**Data to use**
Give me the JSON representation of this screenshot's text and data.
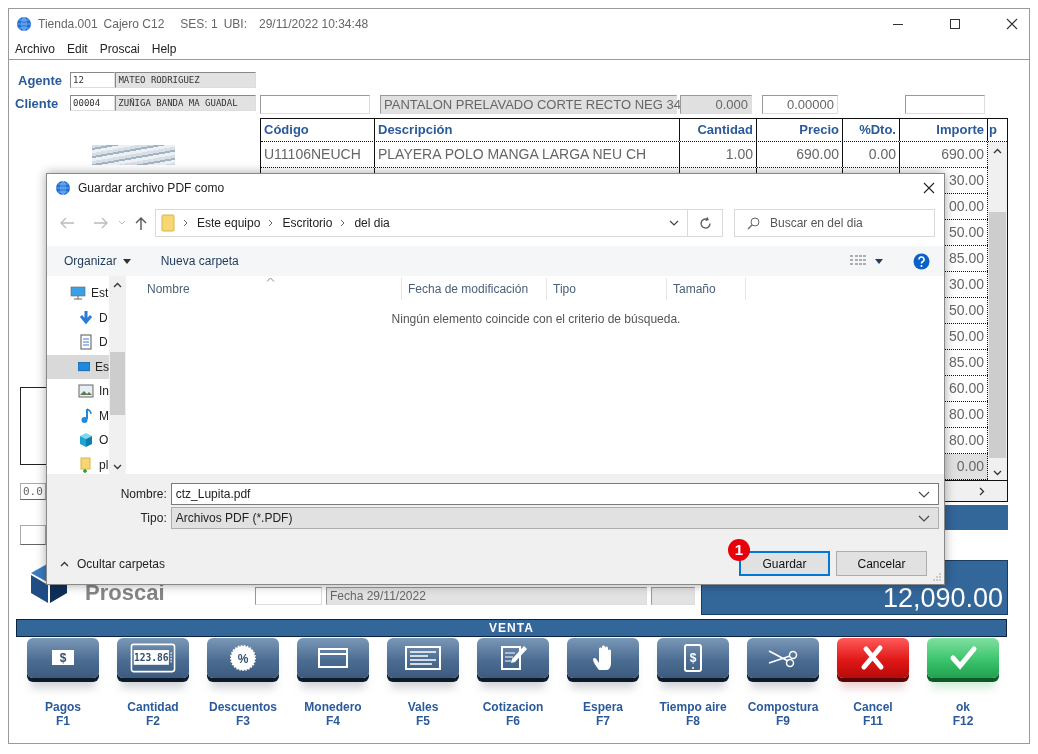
{
  "window": {
    "title": {
      "store": "Tienda.001",
      "cashier": "Cajero C12",
      "session": "SES: 1",
      "location": "UBI:",
      "datetime": "29/11/2022 10:34:48"
    }
  },
  "menu": [
    "Archivo",
    "Edit",
    "Proscai",
    "Help"
  ],
  "agent": {
    "label": "Agente",
    "code": "12",
    "name": "MATEO RODRIGUEZ"
  },
  "client": {
    "label": "Cliente",
    "code": "00004",
    "name": "ZUÑIGA BANDA MA GUADAL"
  },
  "item_entry": {
    "description": "PANTALON PRELAVADO CORTE RECTO NEG 34",
    "quantity": "0.000",
    "price": "0.00000"
  },
  "table": {
    "columns": [
      "Código",
      "Descripción",
      "Cantidad",
      "Precio",
      "%Dto.",
      "Importe",
      "p"
    ],
    "rows": [
      {
        "code": "U11106NEUCH",
        "description": "PLAYERA POLO MANGA LARGA NEU CH",
        "quantity": "1.00",
        "price": "690.00",
        "discount": "0.00",
        "amount": "690.00",
        "selected": false
      },
      {
        "amount": "30.00",
        "selected": false
      },
      {
        "amount": "00.00",
        "selected": false
      },
      {
        "amount": "50.00",
        "selected": false
      },
      {
        "amount": "85.00",
        "selected": false
      },
      {
        "amount": "30.00",
        "selected": false
      },
      {
        "amount": "50.00",
        "selected": false
      },
      {
        "amount": "50.00",
        "selected": false
      },
      {
        "amount": "85.00",
        "selected": false
      },
      {
        "amount": "60.00",
        "selected": false
      },
      {
        "amount": "80.00",
        "selected": false
      },
      {
        "amount": "80.00",
        "selected": false
      },
      {
        "amount": "0.00",
        "selected": true
      }
    ]
  },
  "discount_field": "0.0",
  "logo": "Proscai",
  "date_field": "Fecha 29/11/2022",
  "total": "12,090.00",
  "mode_bar": "VENTA",
  "function_keys": [
    {
      "label": "Pagos",
      "key": "F1",
      "kind": "bill",
      "icon_text": "$"
    },
    {
      "label": "Cantidad",
      "key": "F2",
      "kind": "calculator",
      "icon_text": "123.86"
    },
    {
      "label": "Descuentos",
      "key": "F3",
      "kind": "discount",
      "icon_text": "%"
    },
    {
      "label": "Monedero",
      "key": "F4",
      "kind": "card"
    },
    {
      "label": "Vales",
      "key": "F5",
      "kind": "voucher"
    },
    {
      "label": "Cotizacion",
      "key": "F6",
      "kind": "edit"
    },
    {
      "label": "Espera",
      "key": "F7",
      "kind": "hand"
    },
    {
      "label": "Tiempo aire",
      "key": "F8",
      "kind": "phone",
      "icon_text": "$"
    },
    {
      "label": "Compostura",
      "key": "F9",
      "kind": "scissors"
    },
    {
      "label": "Cancel",
      "key": "F11",
      "kind": "cancel"
    },
    {
      "label": "ok",
      "key": "F12",
      "kind": "confirm"
    }
  ],
  "dialog": {
    "title": "Guardar archivo PDF como",
    "breadcrumb": [
      "Este equipo",
      "Escritorio",
      "del dia"
    ],
    "search_placeholder": "Buscar en del dia",
    "organize": "Organizar",
    "new_folder": "Nueva carpeta",
    "nav_items": [
      {
        "label": "Est",
        "kind": "computer",
        "selected": false
      },
      {
        "label": "D",
        "kind": "download",
        "selected": false
      },
      {
        "label": "D",
        "kind": "document",
        "selected": false
      },
      {
        "label": "Es",
        "kind": "desktop",
        "selected": true
      },
      {
        "label": "In",
        "kind": "pictures",
        "selected": false
      },
      {
        "label": "M",
        "kind": "music",
        "selected": false
      },
      {
        "label": "O",
        "kind": "objects",
        "selected": false
      },
      {
        "label": "pl",
        "kind": "folder",
        "selected": false
      }
    ],
    "columns": [
      "Nombre",
      "Fecha de modificación",
      "Tipo",
      "Tamaño"
    ],
    "empty_message": "Ningún elemento coincide con el criterio de búsqueda.",
    "filename_label": "Nombre:",
    "filename": "ctz_Lupita.pdf",
    "type_label": "Tipo:",
    "type": "Archivos PDF (*.PDF)",
    "hide_folders": "Ocultar carpetas",
    "buttons": [
      {
        "label": "Guardar",
        "focused": true
      },
      {
        "label": "Cancelar",
        "focused": false
      }
    ],
    "badge": "1"
  }
}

**The problem**
Above are the records. Identify each line that contains the word "Fecha".

**The output**
  "date_field": "Fecha 29/11/2022",
      "Fecha de modificación",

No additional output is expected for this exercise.